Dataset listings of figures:
+ + + + + + +

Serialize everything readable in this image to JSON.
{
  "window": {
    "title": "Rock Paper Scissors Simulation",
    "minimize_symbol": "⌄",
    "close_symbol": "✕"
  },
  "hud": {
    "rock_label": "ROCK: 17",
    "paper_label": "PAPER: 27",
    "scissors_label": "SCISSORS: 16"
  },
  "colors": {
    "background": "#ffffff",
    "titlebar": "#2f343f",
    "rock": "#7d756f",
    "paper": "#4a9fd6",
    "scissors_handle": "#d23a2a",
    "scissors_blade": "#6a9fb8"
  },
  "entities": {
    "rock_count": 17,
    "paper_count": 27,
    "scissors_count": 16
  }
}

+ + + + + + +

Task brief: Faithfully reproduce all of the records, character for character.

Response:
Serialize everything readable in this image to JSON.
{
  "window": {
    "title": "Rock Paper Scissors Simulation",
    "minimize_symbol": "⌄",
    "close_symbol": "✕"
  },
  "hud": {
    "rock_label": "ROCK: 17",
    "paper_label": "PAPER: 27",
    "scissors_label": "SCISSORS: 16"
  },
  "colors": {
    "background": "#ffffff",
    "titlebar": "#2f343f",
    "rock": "#7d756f",
    "paper": "#4a9fd6",
    "scissors_handle": "#d23a2a",
    "scissors_blade": "#6a9fb8"
  },
  "entities": {
    "rock_count": 17,
    "paper_count": 27,
    "scissors_count": 16
  }
}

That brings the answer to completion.